** START RECORDS TO PROCESS **

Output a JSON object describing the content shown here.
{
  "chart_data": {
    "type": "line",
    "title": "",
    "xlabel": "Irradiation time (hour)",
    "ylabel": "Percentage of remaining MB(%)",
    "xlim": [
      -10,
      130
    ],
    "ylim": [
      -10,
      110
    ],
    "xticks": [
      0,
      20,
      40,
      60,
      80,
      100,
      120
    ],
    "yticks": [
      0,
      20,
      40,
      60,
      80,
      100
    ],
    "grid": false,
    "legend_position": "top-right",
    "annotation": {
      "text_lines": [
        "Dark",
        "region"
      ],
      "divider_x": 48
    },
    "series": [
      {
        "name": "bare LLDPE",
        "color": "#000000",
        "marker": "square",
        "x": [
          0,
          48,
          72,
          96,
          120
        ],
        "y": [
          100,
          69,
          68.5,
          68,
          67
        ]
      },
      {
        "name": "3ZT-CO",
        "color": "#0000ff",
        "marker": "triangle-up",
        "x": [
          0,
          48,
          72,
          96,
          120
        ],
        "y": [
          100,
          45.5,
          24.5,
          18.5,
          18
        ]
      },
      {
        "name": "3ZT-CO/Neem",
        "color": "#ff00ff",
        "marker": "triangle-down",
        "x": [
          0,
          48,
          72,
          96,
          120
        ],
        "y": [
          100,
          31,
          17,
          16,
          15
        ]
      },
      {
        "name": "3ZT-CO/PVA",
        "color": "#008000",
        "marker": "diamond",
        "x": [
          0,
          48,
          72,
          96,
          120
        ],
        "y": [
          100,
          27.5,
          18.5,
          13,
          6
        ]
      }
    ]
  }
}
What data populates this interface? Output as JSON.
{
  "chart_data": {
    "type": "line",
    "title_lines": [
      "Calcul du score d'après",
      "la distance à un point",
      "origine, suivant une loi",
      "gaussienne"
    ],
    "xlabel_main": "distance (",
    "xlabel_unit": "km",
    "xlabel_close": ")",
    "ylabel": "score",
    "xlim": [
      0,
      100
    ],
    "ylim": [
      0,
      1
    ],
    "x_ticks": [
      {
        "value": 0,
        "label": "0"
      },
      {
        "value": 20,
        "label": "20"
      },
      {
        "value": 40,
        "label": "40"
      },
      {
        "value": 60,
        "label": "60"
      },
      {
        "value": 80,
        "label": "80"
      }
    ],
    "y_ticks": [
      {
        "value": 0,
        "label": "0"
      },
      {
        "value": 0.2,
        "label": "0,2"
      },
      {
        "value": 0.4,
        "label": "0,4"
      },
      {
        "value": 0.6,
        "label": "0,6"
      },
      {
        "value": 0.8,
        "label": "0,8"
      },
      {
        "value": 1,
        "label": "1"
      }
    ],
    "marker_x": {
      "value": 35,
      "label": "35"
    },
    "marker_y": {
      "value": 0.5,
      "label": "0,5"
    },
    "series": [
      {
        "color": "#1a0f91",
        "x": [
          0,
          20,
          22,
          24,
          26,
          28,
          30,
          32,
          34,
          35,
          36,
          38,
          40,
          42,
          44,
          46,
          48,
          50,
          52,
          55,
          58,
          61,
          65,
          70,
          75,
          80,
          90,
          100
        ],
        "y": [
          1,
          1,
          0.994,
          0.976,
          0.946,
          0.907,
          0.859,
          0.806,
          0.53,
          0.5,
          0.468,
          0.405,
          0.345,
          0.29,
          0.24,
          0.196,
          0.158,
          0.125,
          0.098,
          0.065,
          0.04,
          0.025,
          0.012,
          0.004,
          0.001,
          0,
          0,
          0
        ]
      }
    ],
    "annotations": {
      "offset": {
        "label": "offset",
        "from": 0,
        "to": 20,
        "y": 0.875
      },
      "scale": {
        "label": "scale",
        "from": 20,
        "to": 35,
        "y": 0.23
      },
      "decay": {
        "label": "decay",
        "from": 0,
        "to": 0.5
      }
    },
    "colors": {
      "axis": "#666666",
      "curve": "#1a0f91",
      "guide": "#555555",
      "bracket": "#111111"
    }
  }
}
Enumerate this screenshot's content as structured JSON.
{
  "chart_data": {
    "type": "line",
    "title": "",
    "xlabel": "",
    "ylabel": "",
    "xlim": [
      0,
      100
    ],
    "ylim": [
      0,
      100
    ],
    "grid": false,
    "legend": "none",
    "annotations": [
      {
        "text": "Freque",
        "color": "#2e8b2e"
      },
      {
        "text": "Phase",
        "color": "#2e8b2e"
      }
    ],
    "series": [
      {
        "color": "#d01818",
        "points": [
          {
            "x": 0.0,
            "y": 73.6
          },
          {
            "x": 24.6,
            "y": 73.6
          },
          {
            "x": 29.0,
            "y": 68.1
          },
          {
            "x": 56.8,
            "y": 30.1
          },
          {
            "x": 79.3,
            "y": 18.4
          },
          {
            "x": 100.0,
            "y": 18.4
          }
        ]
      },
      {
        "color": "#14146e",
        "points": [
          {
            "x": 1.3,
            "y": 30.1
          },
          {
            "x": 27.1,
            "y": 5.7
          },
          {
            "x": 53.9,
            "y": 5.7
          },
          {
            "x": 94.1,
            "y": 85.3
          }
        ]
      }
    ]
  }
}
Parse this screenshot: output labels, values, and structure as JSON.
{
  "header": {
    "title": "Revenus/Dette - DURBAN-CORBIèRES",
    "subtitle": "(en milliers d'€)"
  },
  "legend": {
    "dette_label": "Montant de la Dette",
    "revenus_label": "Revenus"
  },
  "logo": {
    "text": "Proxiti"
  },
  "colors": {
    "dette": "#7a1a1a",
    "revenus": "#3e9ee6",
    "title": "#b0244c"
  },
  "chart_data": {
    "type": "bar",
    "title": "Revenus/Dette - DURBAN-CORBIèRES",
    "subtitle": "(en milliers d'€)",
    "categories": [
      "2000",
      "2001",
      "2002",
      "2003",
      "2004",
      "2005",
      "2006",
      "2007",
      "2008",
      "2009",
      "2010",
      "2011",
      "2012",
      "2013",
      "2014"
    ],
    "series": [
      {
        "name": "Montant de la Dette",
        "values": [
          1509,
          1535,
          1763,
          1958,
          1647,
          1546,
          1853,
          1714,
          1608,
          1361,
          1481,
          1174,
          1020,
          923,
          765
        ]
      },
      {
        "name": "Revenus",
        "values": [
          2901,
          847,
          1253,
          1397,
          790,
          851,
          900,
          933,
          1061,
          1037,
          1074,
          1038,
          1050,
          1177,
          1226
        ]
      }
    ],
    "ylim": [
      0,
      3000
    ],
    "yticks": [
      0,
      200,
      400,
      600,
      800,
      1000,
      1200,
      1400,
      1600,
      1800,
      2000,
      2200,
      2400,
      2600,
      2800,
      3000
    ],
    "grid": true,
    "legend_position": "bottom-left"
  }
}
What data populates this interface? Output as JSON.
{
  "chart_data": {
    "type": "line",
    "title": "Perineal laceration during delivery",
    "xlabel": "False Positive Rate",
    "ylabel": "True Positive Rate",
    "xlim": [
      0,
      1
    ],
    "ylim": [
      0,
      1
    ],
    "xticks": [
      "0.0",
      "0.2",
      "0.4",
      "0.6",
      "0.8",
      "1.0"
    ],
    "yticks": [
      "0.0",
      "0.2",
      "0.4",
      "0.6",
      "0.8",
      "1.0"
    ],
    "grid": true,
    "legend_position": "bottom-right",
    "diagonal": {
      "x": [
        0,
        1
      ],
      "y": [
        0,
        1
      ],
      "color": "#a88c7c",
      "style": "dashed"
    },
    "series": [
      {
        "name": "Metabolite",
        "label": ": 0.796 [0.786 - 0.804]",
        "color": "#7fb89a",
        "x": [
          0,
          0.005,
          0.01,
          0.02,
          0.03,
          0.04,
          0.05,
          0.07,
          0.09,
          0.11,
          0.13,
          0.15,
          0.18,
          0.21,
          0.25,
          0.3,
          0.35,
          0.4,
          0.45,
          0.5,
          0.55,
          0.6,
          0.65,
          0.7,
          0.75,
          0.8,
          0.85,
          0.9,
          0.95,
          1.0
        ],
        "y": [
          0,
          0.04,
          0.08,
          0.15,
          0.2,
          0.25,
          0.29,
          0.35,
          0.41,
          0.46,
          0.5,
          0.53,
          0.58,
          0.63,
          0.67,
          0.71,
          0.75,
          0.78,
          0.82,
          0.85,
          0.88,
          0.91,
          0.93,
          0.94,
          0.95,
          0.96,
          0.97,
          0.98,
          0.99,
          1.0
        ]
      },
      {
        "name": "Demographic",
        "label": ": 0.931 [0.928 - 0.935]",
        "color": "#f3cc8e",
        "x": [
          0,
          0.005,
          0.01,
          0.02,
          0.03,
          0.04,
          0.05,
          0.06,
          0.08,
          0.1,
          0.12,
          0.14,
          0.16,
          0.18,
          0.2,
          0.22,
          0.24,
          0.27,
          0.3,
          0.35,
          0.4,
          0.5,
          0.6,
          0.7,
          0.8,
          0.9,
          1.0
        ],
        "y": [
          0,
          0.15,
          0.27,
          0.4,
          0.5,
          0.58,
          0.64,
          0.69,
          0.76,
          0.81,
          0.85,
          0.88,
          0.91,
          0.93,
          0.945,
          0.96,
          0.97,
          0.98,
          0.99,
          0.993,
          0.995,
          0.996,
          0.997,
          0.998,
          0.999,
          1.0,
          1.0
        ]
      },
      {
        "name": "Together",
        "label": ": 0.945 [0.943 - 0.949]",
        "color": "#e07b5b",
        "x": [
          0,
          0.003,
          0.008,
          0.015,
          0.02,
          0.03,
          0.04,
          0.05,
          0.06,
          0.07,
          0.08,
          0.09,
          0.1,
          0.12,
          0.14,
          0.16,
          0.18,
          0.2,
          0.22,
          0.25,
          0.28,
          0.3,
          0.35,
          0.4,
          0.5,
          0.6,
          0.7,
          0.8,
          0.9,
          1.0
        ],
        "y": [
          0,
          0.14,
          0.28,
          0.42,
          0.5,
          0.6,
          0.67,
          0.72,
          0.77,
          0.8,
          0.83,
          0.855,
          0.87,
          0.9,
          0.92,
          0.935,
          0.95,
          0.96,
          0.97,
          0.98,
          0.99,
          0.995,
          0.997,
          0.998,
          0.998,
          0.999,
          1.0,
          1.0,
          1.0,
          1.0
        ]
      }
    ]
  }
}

** END RECORDS TO PROCESS **

§ **WORK TO BE COMPLETED**: Check each line of the entries above for the word "bottom". List the ones that have it.

§ **RESULT OF THIS TASK**:
    "legend_position": "bottom-left"
    "legend_position": "bottom-right",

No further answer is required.